[Goal of the exercise] Write out each line of the material again, word for word.

Data listing
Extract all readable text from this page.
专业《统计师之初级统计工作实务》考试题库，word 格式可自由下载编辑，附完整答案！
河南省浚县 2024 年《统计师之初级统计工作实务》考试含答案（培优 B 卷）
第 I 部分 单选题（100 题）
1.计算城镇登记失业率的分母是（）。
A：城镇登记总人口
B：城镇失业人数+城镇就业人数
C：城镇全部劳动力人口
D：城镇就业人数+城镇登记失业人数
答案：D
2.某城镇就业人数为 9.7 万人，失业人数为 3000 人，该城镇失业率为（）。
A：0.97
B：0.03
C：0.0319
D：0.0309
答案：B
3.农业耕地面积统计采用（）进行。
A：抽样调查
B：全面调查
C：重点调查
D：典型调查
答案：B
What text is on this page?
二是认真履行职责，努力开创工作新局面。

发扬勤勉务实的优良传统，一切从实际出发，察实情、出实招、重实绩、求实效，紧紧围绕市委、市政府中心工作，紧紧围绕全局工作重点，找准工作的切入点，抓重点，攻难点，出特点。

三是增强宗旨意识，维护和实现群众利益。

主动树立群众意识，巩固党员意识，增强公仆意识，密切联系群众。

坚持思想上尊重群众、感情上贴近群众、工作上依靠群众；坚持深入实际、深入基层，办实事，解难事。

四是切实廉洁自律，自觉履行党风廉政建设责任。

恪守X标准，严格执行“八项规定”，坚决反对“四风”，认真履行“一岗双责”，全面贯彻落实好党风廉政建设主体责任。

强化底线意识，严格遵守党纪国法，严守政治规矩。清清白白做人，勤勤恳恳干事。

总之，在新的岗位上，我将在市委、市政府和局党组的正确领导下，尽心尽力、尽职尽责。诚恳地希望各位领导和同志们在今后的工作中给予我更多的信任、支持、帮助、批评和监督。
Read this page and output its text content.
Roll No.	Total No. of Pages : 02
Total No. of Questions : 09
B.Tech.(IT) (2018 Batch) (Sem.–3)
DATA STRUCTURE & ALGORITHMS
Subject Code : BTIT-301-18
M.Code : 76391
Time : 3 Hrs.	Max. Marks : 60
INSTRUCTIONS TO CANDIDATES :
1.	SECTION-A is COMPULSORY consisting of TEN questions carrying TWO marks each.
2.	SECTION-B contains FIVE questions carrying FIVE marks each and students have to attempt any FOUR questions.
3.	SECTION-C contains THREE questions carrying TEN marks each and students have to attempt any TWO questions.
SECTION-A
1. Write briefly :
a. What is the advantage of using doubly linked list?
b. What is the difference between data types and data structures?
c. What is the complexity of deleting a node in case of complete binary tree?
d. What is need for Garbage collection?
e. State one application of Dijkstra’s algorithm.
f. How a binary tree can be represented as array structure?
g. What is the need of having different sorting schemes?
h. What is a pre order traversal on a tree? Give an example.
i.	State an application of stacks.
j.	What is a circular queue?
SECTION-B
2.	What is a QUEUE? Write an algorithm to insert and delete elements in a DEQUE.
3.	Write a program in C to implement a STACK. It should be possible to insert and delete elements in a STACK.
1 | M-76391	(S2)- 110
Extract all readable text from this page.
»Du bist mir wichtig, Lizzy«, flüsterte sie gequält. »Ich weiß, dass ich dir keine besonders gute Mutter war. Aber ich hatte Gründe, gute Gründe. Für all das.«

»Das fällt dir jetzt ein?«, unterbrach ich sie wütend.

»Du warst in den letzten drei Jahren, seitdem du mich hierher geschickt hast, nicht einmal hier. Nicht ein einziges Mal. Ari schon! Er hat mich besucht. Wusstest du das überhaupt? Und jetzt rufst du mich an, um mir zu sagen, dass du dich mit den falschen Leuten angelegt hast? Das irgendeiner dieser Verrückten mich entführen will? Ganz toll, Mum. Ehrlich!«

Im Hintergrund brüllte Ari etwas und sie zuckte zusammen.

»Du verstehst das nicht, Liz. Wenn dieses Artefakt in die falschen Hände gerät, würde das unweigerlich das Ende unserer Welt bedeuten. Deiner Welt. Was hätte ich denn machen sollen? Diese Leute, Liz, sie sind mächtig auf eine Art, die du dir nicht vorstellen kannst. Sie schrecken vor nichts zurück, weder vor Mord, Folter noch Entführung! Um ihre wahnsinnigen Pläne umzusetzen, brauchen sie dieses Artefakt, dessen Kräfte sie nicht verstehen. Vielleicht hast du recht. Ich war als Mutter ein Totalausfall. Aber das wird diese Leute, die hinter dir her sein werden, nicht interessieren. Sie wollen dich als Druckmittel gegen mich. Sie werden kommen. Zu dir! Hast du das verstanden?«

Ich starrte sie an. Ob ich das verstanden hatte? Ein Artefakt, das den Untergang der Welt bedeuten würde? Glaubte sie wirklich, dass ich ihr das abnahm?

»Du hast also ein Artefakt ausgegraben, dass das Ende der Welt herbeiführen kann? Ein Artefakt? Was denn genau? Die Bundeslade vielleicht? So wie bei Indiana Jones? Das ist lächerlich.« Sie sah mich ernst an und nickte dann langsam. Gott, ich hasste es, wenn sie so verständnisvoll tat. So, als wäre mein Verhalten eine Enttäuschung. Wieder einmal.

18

[Reply to the exercise]
Extract all readable text from this page.
专业《统计师之初级统计工作实务》考试题库，word 格式可自由下载编辑，附完整答案！
河南省浚县 2024 年《统计师之初级统计工作实务》考试含答案（培优 B 卷）
第 I 部分 单选题（100 题）
1.计算城镇登记失业率的分母是（）。
A：城镇登记总人口
B：城镇失业人数+城镇就业人数
C：城镇全部劳动力人口
D：城镇就业人数+城镇登记失业人数
答案：D
2.某城镇就业人数为 9.7 万人，失业人数为 3000 人，该城镇失业率为（）。
A：0.97
B：0.03
C：0.0319
D：0.0309
答案：B
3.农业耕地面积统计采用（）进行。
A：抽样调查
B：全面调查
C：重点调查
D：典型调查
答案：B
What text is on this page?
二是认真履行职责，努力开创工作新局面。

发扬勤勉务实的优良传统，一切从实际出发，察实情、出实招、重实绩、求实效，紧紧围绕市委、市政府中心工作，紧紧围绕全局工作重点，找准工作的切入点，抓重点，攻难点，出特点。

三是增强宗旨意识，维护和实现群众利益。

主动树立群众意识，巩固党员意识，增强公仆意识，密切联系群众。

坚持思想上尊重群众、感情上贴近群众、工作上依靠群众；坚持深入实际、深入基层，办实事，解难事。

四是切实廉洁自律，自觉履行党风廉政建设责任。

恪守X标准，严格执行“八项规定”，坚决反对“四风”，认真履行“一岗双责”，全面贯彻落实好党风廉政建设主体责任。

强化底线意识，严格遵守党纪国法，严守政治规矩。清清白白做人，勤勤恳恳干事。

总之，在新的岗位上，我将在市委、市政府和局党组的正确领导下，尽心尽力、尽职尽责。诚恳地希望各位领导和同志们在今后的工作中给予我更多的信任、支持、帮助、批评和监督。
Read this page and output its text content.
Roll No.	Total No. of Pages : 02
Total No. of Questions : 09
B.Tech.(IT) (2018 Batch) (Sem.–3)
DATA STRUCTURE & ALGORITHMS
Subject Code : BTIT-301-18
M.Code : 76391
Time : 3 Hrs.	Max. Marks : 60
INSTRUCTIONS TO CANDIDATES :
1.	SECTION-A is COMPULSORY consisting of TEN questions carrying TWO marks each.
2.	SECTION-B contains FIVE questions carrying FIVE marks each and students have to attempt any FOUR questions.
3.	SECTION-C contains THREE questions carrying TEN marks each and students have to attempt any TWO questions.
SECTION-A
1. Write briefly :
a. What is the advantage of using doubly linked list?
b. What is the difference between data types and data structures?
c. What is the complexity of deleting a node in case of complete binary tree?
d. What is need for Garbage collection?
e. State one application of Dijkstra’s algorithm.
f. How a binary tree can be represented as array structure?
g. What is the need of having different sorting schemes?
h. What is a pre order traversal on a tree? Give an example.
i.	State an application of stacks.
j.	What is a circular queue?
SECTION-B
2.	What is a QUEUE? Write an algorithm to insert and delete elements in a DEQUE.
3.	Write a program in C to implement a STACK. It should be possible to insert and delete elements in a STACK.
1 | M-76391	(S2)- 110
Extract all readable text from this page.
»Du bist mir wichtig, Lizzy«, flüsterte sie gequält. »Ich weiß, dass ich dir keine besonders gute Mutter war. Aber ich hatte Gründe, gute Gründe. Für all das.«

»Das fällt dir jetzt ein?«, unterbrach ich sie wütend.

»Du warst in den letzten drei Jahren, seitdem du mich hierher geschickt hast, nicht einmal hier. Nicht ein einziges Mal. Ari schon! Er hat mich besucht. Wusstest du das überhaupt? Und jetzt rufst du mich an, um mir zu sagen, dass du dich mit den falschen Leuten angelegt hast? Das irgendeiner dieser Verrückten mich entführen will? Ganz toll, Mum. Ehrlich!«

Im Hintergrund brüllte Ari etwas und sie zuckte zusammen.

»Du verstehst das nicht, Liz. Wenn dieses Artefakt in die falschen Hände gerät, würde das unweigerlich das Ende unserer Welt bedeuten. Deiner Welt. Was hätte ich denn machen sollen? Diese Leute, Liz, sie sind mächtig auf eine Art, die du dir nicht vorstellen kannst. Sie schrecken vor nichts zurück, weder vor Mord, Folter noch Entführung! Um ihre wahnsinnigen Pläne umzusetzen, brauchen sie dieses Artefakt, dessen Kräfte sie nicht verstehen. Vielleicht hast du recht. Ich war als Mutter ein Totalausfall. Aber das wird diese Leute, die hinter dir her sein werden, nicht interessieren. Sie wollen dich als Druckmittel gegen mich. Sie werden kommen. Zu dir! Hast du das verstanden?«

Ich starrte sie an. Ob ich das verstanden hatte? Ein Artefakt, das den Untergang der Welt bedeuten würde? Glaubte sie wirklich, dass ich ihr das abnahm?

»Du hast also ein Artefakt ausgegraben, dass das Ende der Welt herbeiführen kann? Ein Artefakt? Was denn genau? Die Bundeslade vielleicht? So wie bei Indiana Jones? Das ist lächerlich.« Sie sah mich ernst an und nickte dann langsam. Gott, ich hasste es, wenn sie so verständnisvoll tat. So, als wäre mein Verhalten eine Enttäuschung. Wieder einmal.

18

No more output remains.